--- start Raw data ---

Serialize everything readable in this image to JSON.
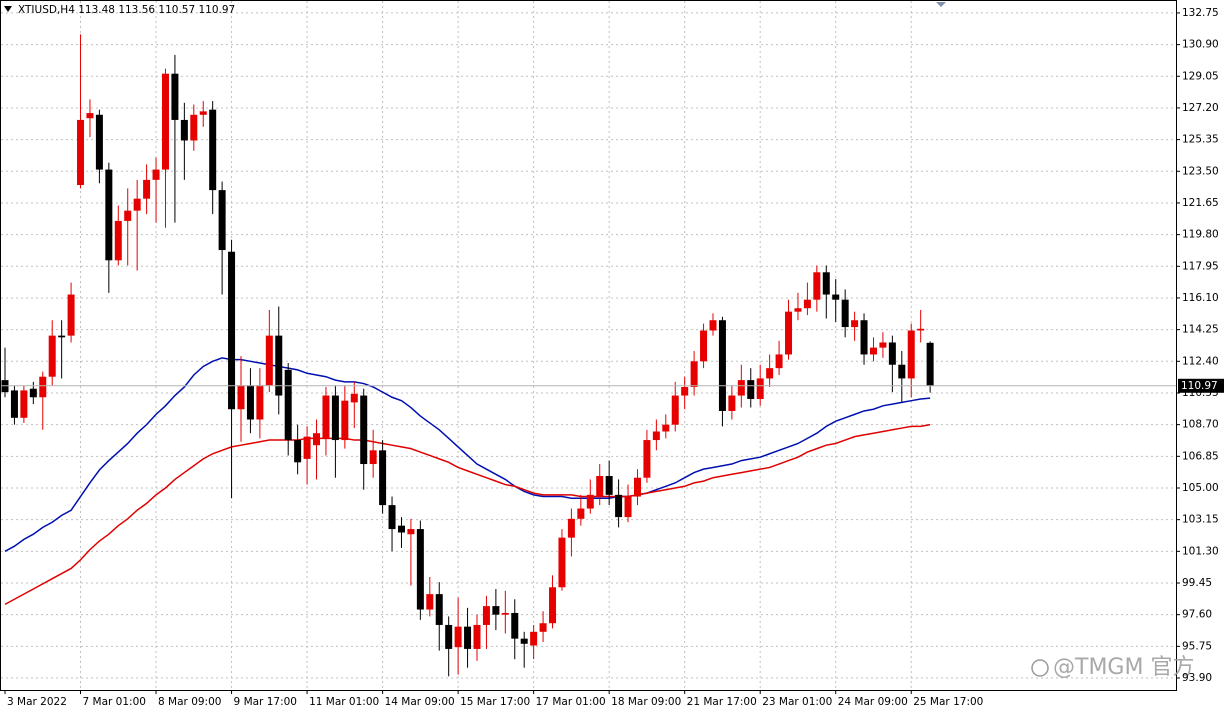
{
  "chart_data": {
    "type": "candlestick",
    "title": "XTIUSD,H4",
    "watermark": "@TMGM 官方",
    "categories": [
      "3 Mar 2022",
      null,
      null,
      null,
      null,
      null,
      null,
      null,
      "7 Mar 01:00",
      null,
      null,
      null,
      null,
      null,
      null,
      null,
      "8 Mar 09:00",
      null,
      null,
      null,
      null,
      null,
      null,
      null,
      "9 Mar 17:00",
      null,
      null,
      null,
      null,
      null,
      null,
      null,
      "11 Mar 01:00",
      null,
      null,
      null,
      null,
      null,
      null,
      null,
      "14 Mar 09:00",
      null,
      null,
      null,
      null,
      null,
      null,
      null,
      "15 Mar 17:00",
      null,
      null,
      null,
      null,
      null,
      null,
      null,
      "17 Mar 01:00",
      null,
      null,
      null,
      null,
      null,
      null,
      null,
      "18 Mar 09:00",
      null,
      null,
      null,
      null,
      null,
      null,
      null,
      "21 Mar 17:00",
      null,
      null,
      null,
      null,
      null,
      null,
      null,
      "23 Mar 01:00",
      null,
      null,
      null,
      null,
      null,
      null,
      null,
      "24 Mar 09:00",
      null,
      null,
      null,
      null,
      null,
      null,
      null,
      "25 Mar 17:00",
      null,
      null
    ],
    "open": [
      111.3,
      110.7,
      109.1,
      110.8,
      110.3,
      111.5,
      113.9,
      113.9,
      122.7,
      126.6,
      126.8,
      123.6,
      118.3,
      120.6,
      121.2,
      121.9,
      123.0,
      123.6,
      129.2,
      126.5,
      125.3,
      126.8,
      127.1,
      122.4,
      118.8,
      109.6,
      111.0,
      109.0,
      111.0,
      113.9,
      111.9,
      107.8,
      106.7,
      107.5,
      107.9,
      110.4,
      107.8,
      110.0,
      110.4,
      106.4,
      107.2,
      104.0,
      102.8,
      102.3,
      102.6,
      97.9,
      98.8,
      97.0,
      95.7,
      96.9,
      95.6,
      97.0,
      98.1,
      97.6,
      97.7,
      96.2,
      95.8,
      96.6,
      97.1,
      99.2,
      102.1,
      103.2,
      103.8,
      104.5,
      105.7,
      104.6,
      103.3,
      104.5,
      105.6,
      107.8,
      108.3,
      108.7,
      110.4,
      110.9,
      112.4,
      114.2,
      114.8,
      109.5,
      110.4,
      111.3,
      110.2,
      111.4,
      112.0,
      112.8,
      115.3,
      115.5,
      116.0,
      117.6,
      116.3,
      116.0,
      114.4,
      114.8,
      112.8,
      113.2,
      113.5,
      112.2,
      111.4,
      114.2,
      113.48
    ],
    "high": [
      113.2,
      111.0,
      111.0,
      111.2,
      111.8,
      114.8,
      114.8,
      117.0,
      131.5,
      127.7,
      127.1,
      124.0,
      121.5,
      122.5,
      123.0,
      123.9,
      124.3,
      129.5,
      130.3,
      127.5,
      127.4,
      127.6,
      127.6,
      122.9,
      119.5,
      112.7,
      112.0,
      112.0,
      115.4,
      115.6,
      112.3,
      108.7,
      108.6,
      109.0,
      110.9,
      111.0,
      111.0,
      111.2,
      110.8,
      108.4,
      107.8,
      104.5,
      103.3,
      103.2,
      103.1,
      99.8,
      99.5,
      97.5,
      98.6,
      98.0,
      97.6,
      98.7,
      99.1,
      99.0,
      98.5,
      96.6,
      97.0,
      97.8,
      99.9,
      102.6,
      103.8,
      104.6,
      105.5,
      106.4,
      106.6,
      105.5,
      105.2,
      106.1,
      108.4,
      109.0,
      109.3,
      111.2,
      111.5,
      113.0,
      114.6,
      115.2,
      115.0,
      111.0,
      112.2,
      112.0,
      112.2,
      112.8,
      113.6,
      116.0,
      116.4,
      117.0,
      118.0,
      118.0,
      117.2,
      116.6,
      115.3,
      115.2,
      113.8,
      114.1,
      113.9,
      113.0,
      114.6,
      115.4,
      113.56
    ],
    "low": [
      110.3,
      108.7,
      108.8,
      109.9,
      108.4,
      111.0,
      111.4,
      113.5,
      122.5,
      125.5,
      122.8,
      116.4,
      118.0,
      118.0,
      117.7,
      121.0,
      120.5,
      120.2,
      120.5,
      123.0,
      124.7,
      126.1,
      121.0,
      116.3,
      104.4,
      107.7,
      108.2,
      107.9,
      110.6,
      109.3,
      106.9,
      105.8,
      105.2,
      105.5,
      106.9,
      105.6,
      107.3,
      108.5,
      104.9,
      105.6,
      103.5,
      101.3,
      101.5,
      99.3,
      97.3,
      97.5,
      95.5,
      94.0,
      94.1,
      94.5,
      94.9,
      95.6,
      96.7,
      96.5,
      95.0,
      94.5,
      95.0,
      96.0,
      96.8,
      99.0,
      101.0,
      102.8,
      103.5,
      104.0,
      104.0,
      102.7,
      103.0,
      104.0,
      105.3,
      107.2,
      107.9,
      108.3,
      109.6,
      110.4,
      112.0,
      113.9,
      108.6,
      109.0,
      109.7,
      109.7,
      109.8,
      110.9,
      111.6,
      112.5,
      114.8,
      115.1,
      115.3,
      114.9,
      114.7,
      113.8,
      113.6,
      112.2,
      112.4,
      112.6,
      110.6,
      110.0,
      110.3,
      113.5,
      110.57
    ],
    "close": [
      110.6,
      109.1,
      110.7,
      110.3,
      111.5,
      113.9,
      113.8,
      116.3,
      126.5,
      126.9,
      123.6,
      118.3,
      120.6,
      121.2,
      121.9,
      123.0,
      123.6,
      129.2,
      126.5,
      125.3,
      126.8,
      127.0,
      122.4,
      118.9,
      109.6,
      111.0,
      109.0,
      111.0,
      113.9,
      110.4,
      107.8,
      106.5,
      108.0,
      108.2,
      110.4,
      107.8,
      110.1,
      110.5,
      106.4,
      107.2,
      104.0,
      102.6,
      102.4,
      102.6,
      97.9,
      98.8,
      97.0,
      95.6,
      96.9,
      95.6,
      97.0,
      98.1,
      97.6,
      97.7,
      96.2,
      95.9,
      96.6,
      97.1,
      99.2,
      102.1,
      103.2,
      103.8,
      104.6,
      105.7,
      104.6,
      103.3,
      104.5,
      105.6,
      107.8,
      108.3,
      108.7,
      110.4,
      110.9,
      112.4,
      114.2,
      114.8,
      109.5,
      110.4,
      111.3,
      110.2,
      111.4,
      112.0,
      112.8,
      115.3,
      115.5,
      116.0,
      117.6,
      116.3,
      116.0,
      114.4,
      114.8,
      112.8,
      113.2,
      113.5,
      112.2,
      111.4,
      114.2,
      114.3,
      110.97
    ],
    "up_color": "#e60000",
    "down_color": "#000000",
    "lines": [
      {
        "color": "#0010b0",
        "values": [
          101.3,
          101.6,
          102.0,
          102.3,
          102.7,
          103.0,
          103.4,
          103.7,
          104.5,
          105.3,
          106.05,
          106.6,
          107.1,
          107.6,
          108.2,
          108.7,
          109.3,
          109.8,
          110.4,
          110.9,
          111.6,
          112.1,
          112.4,
          112.6,
          112.5,
          112.5,
          112.4,
          112.3,
          112.2,
          112.1,
          112.0,
          111.9,
          111.7,
          111.6,
          111.5,
          111.3,
          111.2,
          111.2,
          111.1,
          110.9,
          110.6,
          110.3,
          110.1,
          109.7,
          109.2,
          108.8,
          108.4,
          107.9,
          107.4,
          106.9,
          106.4,
          106.1,
          105.8,
          105.5,
          105.1,
          104.8,
          104.6,
          104.5,
          104.5,
          104.5,
          104.4,
          104.4,
          104.4,
          104.4,
          104.4,
          104.5,
          104.5,
          104.6,
          104.7,
          104.9,
          105.1,
          105.3,
          105.6,
          105.9,
          106.1,
          106.2,
          106.3,
          106.4,
          106.6,
          106.7,
          106.8,
          107.0,
          107.2,
          107.4,
          107.6,
          107.9,
          108.2,
          108.6,
          108.9,
          109.1,
          109.3,
          109.5,
          109.6,
          109.8,
          109.9,
          110.0,
          110.1,
          110.2,
          110.25
        ]
      },
      {
        "color": "#e00000",
        "values": [
          98.2,
          98.5,
          98.8,
          99.1,
          99.4,
          99.7,
          100.0,
          100.3,
          100.8,
          101.4,
          101.9,
          102.3,
          102.8,
          103.2,
          103.7,
          104.1,
          104.6,
          105.0,
          105.5,
          105.9,
          106.3,
          106.7,
          107.0,
          107.2,
          107.4,
          107.5,
          107.6,
          107.7,
          107.8,
          107.8,
          107.8,
          107.8,
          107.9,
          107.9,
          107.9,
          107.9,
          107.9,
          107.8,
          107.8,
          107.7,
          107.6,
          107.5,
          107.4,
          107.3,
          107.1,
          106.9,
          106.7,
          106.5,
          106.2,
          106.0,
          105.8,
          105.6,
          105.4,
          105.2,
          105.1,
          104.9,
          104.7,
          104.6,
          104.6,
          104.6,
          104.6,
          104.5,
          104.5,
          104.5,
          104.5,
          104.5,
          104.5,
          104.6,
          104.7,
          104.8,
          104.9,
          105.0,
          105.1,
          105.3,
          105.4,
          105.6,
          105.7,
          105.8,
          105.9,
          106.0,
          106.1,
          106.2,
          106.4,
          106.6,
          106.8,
          107.1,
          107.3,
          107.5,
          107.6,
          107.8,
          108.0,
          108.1,
          108.2,
          108.3,
          108.4,
          108.5,
          108.6,
          108.6,
          108.7
        ]
      }
    ],
    "ylim": [
      93.2,
      133.33
    ],
    "yticks": [
      {
        "value": 93.9,
        "label": "93.90"
      },
      95.75,
      {
        "value": 97.6,
        "label": "97.60"
      },
      99.45,
      {
        "value": 101.3,
        "label": "101.30"
      },
      103.15,
      {
        "value": 105,
        "label": "105.00"
      },
      106.85,
      {
        "value": 108.7,
        "label": "108.70"
      },
      110.55,
      {
        "value": 112.4,
        "label": "112.40"
      },
      114.25,
      {
        "value": 116.1,
        "label": "116.10"
      },
      117.95,
      {
        "value": 119.8,
        "label": "119.80"
      },
      121.65,
      {
        "value": 123.5,
        "label": "123.50"
      },
      125.35,
      {
        "value": 127.2,
        "label": "127.20"
      },
      129.05,
      {
        "value": 130.9,
        "label": "130.90"
      },
      132.75
    ],
    "grid": true
  }
}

--- end Raw data ---

**Written instruction**
Lines of the material that contain the word "label" are to be gathered.

**The result**
        "label": "93.90"
        "label": "97.60"
        "label": "101.30"
        "label": "105.00"
        "label": "108.70"
        "label": "112.40"
        "label": "116.10"
        "label": "119.80"
        "label": "123.50"
        "label": "127.20"
        "label": "130.90"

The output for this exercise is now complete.